### Exercise set
**a.** Answer these questions from the passage on the landlords' lease claims, one answer per line, each marked like its question:
(i) In how many instances was the consideration for the release solely a cash payment to the landlord?
(ii) Of the disallowed claims, how many rested on leases where the landlord took over the entire premises?
(iii) How many claims had releases limited by special restricting language?
**b.** Reproduce everything in the passage on the landlords' lease claims from "Of the claims" down to "the entire premises.".
**c.** Continue the passage on the landlords' lease claims from the point where it stops.

### Selected passage
Agents of the trustee made agreements with all the landlords whose claims are here involved which resulted in the execution of one or another of the types of modification of the original leases which have been briefly described. In a few instances, which will be discussed later, a typewritten rider was attached which limited the release given by the landlords. And in two instances the consideration for the execution of the release was solely a cash payment to the landlord.

Of the claims disallowed and expunged, forty-two were based on leases which had, before section 77B was enacted, been so modified as to substitute a subsidiary of the bankrupt as tenant at a reduced rental; twenty-eight on leases so modified as to substitute such a subsidiary as tenant at reduced rental of part of the premises and the landlord took over the remainder; and twenty-four on leases where the landlord took over the entire premises.

For present purposes it will be helpful to put all the claims into two groups: The first, called "A," to include those based on leases which were either modified or assigned to the lessors who accepted the new relationship created and gave general unqualified releases of all claims under the original leases. The second, to be known as class B, in which the general situation is the same with the exception that the scope of the releases was modified. It is to be noted that in respect to every lease upon which a claim has been filed the lessor had entered into a modification agreement while the original bankruptcy proceedings were pending which materially altered the legal relationship of the parties and in addition had released the trustee, the bankrupt, and the bankrupt's estate either from all obligation under the original leases or from all but what was reserved in some instances by special restricting language. There were twelve thus restricted. One excepted only claims accruing prior to bankruptcy; one expressly provided that the limitation should not apply to "any claim for rent under the lease or for damages in respect thereof"; and a third only related to any claim theretofore filed in the pending bankruptcy proceeding. These three claims obviously stand the same as those in class A for all purposes germane to this appeal, and will be so treated.

The remaining nine claims had riders attached to the article containing the general release providing that:

"Nothing in this article shall be deemed a waiver by the Landlord of the right to prove against the bankrupt estate any provable claims to which the Bankruptcy Court may adjudge the Landlord is entitled, but this shall not be deemed to render any claim a provable one which is not otherwise such or relieve the Landlord from the necessity of proving and obtaining the allowance of any such claim, or preclude the Trustee from contesting such proof and allowance."

### Material shown
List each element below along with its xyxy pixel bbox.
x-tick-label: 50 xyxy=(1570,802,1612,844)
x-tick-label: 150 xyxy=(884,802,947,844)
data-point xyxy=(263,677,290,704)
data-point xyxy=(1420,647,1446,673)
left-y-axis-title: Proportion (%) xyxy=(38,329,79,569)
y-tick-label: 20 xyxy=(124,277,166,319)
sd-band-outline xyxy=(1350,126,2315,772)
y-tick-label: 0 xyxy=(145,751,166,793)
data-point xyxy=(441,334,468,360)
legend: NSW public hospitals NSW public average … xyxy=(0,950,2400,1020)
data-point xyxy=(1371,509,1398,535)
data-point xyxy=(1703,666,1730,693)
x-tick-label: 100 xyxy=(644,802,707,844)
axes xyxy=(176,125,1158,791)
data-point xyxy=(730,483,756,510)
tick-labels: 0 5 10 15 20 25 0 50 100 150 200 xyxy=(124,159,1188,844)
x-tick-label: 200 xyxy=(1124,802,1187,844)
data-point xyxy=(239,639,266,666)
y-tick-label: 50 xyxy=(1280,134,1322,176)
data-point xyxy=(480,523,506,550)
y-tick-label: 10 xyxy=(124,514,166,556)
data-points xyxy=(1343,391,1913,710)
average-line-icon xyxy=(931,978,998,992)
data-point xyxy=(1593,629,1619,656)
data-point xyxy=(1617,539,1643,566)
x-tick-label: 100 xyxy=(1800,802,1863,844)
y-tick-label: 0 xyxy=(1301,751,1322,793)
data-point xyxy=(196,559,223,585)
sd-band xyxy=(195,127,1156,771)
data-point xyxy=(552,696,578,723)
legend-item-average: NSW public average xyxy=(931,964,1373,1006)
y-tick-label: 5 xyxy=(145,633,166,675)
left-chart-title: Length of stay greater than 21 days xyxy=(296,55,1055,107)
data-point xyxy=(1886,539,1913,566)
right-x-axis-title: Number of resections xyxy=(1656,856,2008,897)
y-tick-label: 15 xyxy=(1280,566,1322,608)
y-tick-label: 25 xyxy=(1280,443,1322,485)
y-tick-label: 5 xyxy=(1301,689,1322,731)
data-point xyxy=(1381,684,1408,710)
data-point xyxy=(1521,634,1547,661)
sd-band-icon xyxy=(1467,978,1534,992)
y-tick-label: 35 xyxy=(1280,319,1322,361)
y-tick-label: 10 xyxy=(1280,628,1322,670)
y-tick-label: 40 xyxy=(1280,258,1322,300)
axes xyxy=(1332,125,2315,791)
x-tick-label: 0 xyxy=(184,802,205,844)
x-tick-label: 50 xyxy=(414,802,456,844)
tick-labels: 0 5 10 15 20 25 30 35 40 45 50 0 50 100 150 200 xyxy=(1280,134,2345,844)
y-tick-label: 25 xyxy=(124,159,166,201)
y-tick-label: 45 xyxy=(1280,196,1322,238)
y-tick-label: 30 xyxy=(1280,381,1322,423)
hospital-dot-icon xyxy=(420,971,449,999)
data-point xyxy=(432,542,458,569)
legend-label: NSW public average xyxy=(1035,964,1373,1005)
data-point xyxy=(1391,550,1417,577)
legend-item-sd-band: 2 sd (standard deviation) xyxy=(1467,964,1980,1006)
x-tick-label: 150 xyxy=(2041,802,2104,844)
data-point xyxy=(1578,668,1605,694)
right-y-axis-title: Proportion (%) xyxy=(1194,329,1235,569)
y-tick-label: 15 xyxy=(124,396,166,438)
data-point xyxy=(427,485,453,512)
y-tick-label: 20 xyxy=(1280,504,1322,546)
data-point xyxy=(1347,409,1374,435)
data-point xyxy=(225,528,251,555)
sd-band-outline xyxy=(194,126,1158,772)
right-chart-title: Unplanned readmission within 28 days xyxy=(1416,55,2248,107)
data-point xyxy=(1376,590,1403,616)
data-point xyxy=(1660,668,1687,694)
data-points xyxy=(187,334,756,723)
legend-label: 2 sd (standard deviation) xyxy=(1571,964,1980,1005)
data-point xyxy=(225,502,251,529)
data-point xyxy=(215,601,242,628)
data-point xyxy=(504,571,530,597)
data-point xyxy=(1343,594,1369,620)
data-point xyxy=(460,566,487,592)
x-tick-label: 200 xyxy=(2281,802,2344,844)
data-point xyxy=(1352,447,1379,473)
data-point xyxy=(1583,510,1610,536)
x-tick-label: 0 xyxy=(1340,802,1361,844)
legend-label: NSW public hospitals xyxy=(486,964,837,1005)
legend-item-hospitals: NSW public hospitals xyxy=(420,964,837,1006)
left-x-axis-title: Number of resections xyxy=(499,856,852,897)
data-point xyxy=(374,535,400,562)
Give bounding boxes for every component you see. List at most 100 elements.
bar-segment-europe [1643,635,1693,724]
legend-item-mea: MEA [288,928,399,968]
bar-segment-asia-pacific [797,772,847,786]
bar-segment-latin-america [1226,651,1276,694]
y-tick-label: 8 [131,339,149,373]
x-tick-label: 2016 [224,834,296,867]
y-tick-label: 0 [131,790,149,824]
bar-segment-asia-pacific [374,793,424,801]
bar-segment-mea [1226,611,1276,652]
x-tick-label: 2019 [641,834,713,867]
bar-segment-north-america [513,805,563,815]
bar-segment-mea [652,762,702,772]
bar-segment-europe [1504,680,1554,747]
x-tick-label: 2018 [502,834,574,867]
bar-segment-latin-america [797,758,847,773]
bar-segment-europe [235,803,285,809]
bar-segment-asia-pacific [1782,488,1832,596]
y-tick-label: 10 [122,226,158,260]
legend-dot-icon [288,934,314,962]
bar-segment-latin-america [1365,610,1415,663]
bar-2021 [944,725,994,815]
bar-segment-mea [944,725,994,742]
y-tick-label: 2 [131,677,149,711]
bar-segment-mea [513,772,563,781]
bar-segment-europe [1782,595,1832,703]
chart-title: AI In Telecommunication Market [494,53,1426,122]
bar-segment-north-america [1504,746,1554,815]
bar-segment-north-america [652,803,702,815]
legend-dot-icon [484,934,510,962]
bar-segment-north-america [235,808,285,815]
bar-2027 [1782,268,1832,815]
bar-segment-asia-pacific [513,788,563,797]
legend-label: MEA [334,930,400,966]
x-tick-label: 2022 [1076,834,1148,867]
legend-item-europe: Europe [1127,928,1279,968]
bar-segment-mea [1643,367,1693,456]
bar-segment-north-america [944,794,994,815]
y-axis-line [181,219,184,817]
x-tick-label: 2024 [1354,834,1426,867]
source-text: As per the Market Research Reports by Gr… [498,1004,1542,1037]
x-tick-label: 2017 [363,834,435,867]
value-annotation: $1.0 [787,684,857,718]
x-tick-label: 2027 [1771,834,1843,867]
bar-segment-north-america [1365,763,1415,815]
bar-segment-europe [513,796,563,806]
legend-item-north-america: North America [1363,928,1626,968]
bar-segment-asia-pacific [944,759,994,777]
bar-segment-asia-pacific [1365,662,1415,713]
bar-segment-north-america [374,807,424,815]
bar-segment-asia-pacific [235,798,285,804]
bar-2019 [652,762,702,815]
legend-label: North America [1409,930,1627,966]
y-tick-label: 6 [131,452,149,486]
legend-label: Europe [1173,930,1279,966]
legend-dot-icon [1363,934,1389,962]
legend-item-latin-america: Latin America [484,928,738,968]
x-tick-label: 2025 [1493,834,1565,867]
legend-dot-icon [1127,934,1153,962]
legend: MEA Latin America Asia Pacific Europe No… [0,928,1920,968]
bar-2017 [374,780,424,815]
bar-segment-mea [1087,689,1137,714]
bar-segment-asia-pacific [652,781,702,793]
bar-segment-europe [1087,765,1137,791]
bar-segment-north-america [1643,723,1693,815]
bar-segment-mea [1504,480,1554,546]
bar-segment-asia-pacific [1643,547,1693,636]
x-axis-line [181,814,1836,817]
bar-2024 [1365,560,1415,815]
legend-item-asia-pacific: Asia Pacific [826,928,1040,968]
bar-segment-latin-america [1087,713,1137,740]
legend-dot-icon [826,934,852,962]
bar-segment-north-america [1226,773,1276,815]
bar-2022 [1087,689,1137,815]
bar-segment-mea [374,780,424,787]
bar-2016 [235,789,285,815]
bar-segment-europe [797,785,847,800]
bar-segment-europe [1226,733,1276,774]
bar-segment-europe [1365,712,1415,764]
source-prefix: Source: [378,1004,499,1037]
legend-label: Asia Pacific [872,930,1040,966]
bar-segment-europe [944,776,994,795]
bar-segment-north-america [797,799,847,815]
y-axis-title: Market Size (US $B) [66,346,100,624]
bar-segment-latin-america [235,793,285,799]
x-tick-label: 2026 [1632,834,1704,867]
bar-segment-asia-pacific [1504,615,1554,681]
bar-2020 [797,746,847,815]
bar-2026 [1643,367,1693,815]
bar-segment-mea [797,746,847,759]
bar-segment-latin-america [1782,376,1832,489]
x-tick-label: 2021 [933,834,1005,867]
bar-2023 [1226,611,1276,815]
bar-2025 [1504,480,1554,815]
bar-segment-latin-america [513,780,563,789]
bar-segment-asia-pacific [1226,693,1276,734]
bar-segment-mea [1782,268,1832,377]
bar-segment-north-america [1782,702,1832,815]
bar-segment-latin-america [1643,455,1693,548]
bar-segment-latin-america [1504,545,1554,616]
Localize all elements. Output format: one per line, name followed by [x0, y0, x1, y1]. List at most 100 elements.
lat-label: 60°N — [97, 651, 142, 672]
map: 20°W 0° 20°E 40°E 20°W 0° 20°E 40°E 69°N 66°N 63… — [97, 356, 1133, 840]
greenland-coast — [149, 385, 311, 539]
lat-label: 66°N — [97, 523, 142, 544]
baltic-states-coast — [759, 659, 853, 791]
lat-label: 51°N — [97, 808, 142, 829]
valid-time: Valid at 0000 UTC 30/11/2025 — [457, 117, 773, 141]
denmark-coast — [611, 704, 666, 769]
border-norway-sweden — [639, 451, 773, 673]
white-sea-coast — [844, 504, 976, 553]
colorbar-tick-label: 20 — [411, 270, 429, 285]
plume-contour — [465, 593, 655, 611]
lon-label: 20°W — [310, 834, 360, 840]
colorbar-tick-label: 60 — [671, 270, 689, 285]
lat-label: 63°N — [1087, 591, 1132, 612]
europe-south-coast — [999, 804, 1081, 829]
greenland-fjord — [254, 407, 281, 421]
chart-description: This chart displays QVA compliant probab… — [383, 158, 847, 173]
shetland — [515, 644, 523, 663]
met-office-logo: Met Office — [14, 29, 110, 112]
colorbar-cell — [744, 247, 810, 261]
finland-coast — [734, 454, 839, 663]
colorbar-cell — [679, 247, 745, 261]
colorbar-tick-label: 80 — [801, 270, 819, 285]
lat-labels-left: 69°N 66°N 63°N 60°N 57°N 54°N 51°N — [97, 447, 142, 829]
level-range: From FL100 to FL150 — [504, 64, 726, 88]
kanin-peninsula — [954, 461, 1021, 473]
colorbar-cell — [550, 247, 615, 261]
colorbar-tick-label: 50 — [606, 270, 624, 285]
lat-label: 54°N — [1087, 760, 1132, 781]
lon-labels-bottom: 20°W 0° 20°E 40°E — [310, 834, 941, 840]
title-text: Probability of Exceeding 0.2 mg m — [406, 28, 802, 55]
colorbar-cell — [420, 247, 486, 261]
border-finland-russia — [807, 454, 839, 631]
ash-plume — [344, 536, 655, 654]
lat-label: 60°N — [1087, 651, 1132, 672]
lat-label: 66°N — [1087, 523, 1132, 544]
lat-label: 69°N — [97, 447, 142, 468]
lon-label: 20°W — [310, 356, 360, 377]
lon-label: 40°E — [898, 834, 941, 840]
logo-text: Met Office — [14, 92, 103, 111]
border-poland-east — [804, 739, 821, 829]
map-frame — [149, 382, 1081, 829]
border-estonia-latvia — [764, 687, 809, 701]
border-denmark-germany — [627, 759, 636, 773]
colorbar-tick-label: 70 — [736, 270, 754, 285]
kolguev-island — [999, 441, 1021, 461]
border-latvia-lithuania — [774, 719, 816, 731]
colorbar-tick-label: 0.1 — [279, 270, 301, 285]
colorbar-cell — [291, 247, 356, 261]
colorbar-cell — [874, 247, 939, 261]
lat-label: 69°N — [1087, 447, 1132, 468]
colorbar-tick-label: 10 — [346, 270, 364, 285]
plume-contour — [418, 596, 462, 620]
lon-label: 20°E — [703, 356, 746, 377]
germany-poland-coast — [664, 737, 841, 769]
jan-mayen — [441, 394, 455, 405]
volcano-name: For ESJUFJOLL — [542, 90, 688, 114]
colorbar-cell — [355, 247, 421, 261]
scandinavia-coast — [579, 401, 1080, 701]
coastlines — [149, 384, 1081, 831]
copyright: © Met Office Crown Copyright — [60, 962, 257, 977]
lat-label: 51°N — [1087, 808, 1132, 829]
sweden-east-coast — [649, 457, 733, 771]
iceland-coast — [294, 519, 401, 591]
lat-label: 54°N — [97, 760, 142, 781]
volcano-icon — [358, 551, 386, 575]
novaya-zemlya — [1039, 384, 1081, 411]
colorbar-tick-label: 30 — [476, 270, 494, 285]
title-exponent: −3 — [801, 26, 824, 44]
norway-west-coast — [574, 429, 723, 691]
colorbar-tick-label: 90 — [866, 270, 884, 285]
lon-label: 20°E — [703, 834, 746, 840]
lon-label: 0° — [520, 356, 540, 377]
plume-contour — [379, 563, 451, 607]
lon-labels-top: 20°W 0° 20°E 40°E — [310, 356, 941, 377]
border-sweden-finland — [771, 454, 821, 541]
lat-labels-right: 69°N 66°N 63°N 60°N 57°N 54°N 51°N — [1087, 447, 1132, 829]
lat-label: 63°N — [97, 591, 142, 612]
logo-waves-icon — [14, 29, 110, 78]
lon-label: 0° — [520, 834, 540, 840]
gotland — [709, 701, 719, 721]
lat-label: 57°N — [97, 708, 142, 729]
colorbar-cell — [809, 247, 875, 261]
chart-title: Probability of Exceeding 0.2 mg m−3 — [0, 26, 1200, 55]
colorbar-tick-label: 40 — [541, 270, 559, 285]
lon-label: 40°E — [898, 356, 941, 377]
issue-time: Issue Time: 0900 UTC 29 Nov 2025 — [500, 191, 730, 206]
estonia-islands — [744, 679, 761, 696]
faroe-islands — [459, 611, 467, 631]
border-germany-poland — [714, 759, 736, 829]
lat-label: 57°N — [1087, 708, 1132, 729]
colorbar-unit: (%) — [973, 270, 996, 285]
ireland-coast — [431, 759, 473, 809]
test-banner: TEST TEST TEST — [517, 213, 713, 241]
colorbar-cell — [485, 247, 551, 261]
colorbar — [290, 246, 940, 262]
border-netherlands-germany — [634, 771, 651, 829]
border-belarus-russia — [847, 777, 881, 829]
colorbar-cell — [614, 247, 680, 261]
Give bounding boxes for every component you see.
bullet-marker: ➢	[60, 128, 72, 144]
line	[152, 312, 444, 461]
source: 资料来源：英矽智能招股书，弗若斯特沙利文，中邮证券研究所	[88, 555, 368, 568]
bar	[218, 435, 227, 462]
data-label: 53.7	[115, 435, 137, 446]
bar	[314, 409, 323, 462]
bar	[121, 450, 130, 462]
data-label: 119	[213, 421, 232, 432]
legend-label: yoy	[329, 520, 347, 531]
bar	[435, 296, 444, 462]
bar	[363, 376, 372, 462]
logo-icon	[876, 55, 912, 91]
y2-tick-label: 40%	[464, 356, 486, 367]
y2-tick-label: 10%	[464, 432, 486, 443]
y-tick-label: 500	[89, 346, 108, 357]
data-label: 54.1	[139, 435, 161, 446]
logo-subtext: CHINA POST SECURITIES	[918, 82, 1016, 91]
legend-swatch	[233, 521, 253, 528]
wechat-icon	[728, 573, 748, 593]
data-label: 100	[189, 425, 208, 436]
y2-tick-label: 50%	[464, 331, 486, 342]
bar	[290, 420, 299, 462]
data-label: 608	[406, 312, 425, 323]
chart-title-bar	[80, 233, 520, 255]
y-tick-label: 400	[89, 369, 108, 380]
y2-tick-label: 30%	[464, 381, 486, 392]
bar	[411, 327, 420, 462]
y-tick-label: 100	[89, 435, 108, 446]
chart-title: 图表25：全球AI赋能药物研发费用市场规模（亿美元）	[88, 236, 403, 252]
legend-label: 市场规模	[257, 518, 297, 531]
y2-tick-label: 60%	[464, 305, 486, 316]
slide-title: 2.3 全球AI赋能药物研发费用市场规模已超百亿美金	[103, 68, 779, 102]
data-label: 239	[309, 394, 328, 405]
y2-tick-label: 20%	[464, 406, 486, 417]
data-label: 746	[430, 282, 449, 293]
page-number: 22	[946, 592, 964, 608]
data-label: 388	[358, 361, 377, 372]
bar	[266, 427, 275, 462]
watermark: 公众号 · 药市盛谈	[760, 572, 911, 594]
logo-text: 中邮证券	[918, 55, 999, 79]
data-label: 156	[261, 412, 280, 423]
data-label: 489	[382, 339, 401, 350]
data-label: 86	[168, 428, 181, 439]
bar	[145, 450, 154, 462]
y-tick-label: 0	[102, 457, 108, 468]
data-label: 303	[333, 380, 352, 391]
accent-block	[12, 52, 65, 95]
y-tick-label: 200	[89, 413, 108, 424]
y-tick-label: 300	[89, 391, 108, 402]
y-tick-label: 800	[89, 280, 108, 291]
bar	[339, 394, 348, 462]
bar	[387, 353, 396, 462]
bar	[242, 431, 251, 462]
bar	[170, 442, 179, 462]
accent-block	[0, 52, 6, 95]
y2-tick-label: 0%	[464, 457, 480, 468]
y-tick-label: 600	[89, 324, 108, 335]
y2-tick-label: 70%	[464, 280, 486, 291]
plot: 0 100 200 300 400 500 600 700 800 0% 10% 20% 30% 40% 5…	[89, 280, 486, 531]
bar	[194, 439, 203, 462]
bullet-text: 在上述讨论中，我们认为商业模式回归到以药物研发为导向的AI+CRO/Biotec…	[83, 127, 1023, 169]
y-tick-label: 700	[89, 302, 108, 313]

### Per-task answers
**a.**
(i) Two.
(ii) Twenty-four.
(iii) Twelve.

**b.**
Of the claims disallowed and expunged, forty-two were based on leases which had, before section 77B was enacted, been so modified as to substitute a subsidiary of the bankrupt as tenant at a reduced rental; twenty-eight on leases so modified as to substitute such a subsidiary as tenant at reduced rental of part of the premises and the landlord took over the remainder; and twenty-four on leases where the landlord took over the entire premises.

**c.**
The lessors who executed unqualified general releases have sought to avoid their effect by an attempt, so far unsuccessful, to show that they were obtained by some sort of subtle duress whereby the trustee coerced the landlords to give up rights under the leases for the benefit of the bankrupt. Those who signed the modified releases make no such claim, but seek a construction of their releases which will now permit the filing of their claims. Though we are inclined to agree with the court below that no sufficient proof has been made of wrongdoing on the part of the trustee to enable the claimants to avoid the effect of the releases given, decision need not turn solely on the releases except in the two instances where the leases were terminated for a cash consideration and releases given. None of the lessors question the validity of the modifications of the original leases whereby they accepted a surrender of the leased premises before section 77B was enacted, and all have retained whatever benefit they so received.

As to forty-two claims, the landlords accepted the premises each with a new tenant whom it was agreed the landlord would hold solely liable for performance after September 1, 1932, to which time the rent under the original lease had been fully paid. No rights against the lessee under the original leases were reserved. The effect as a matter of law was to relieve the lessee from any further liability under the old lease. T.A.D. Jones Co. v. Winchester Repeating Arms Co. (C.C.A.) 61 F.2d 774. See Gray v. Kaufman Dairy Ice Cream Co., 162 N.Y. 388, 56 N.E. 903, 49 L.R.A. 580, 76 Am.St.Rep. 327.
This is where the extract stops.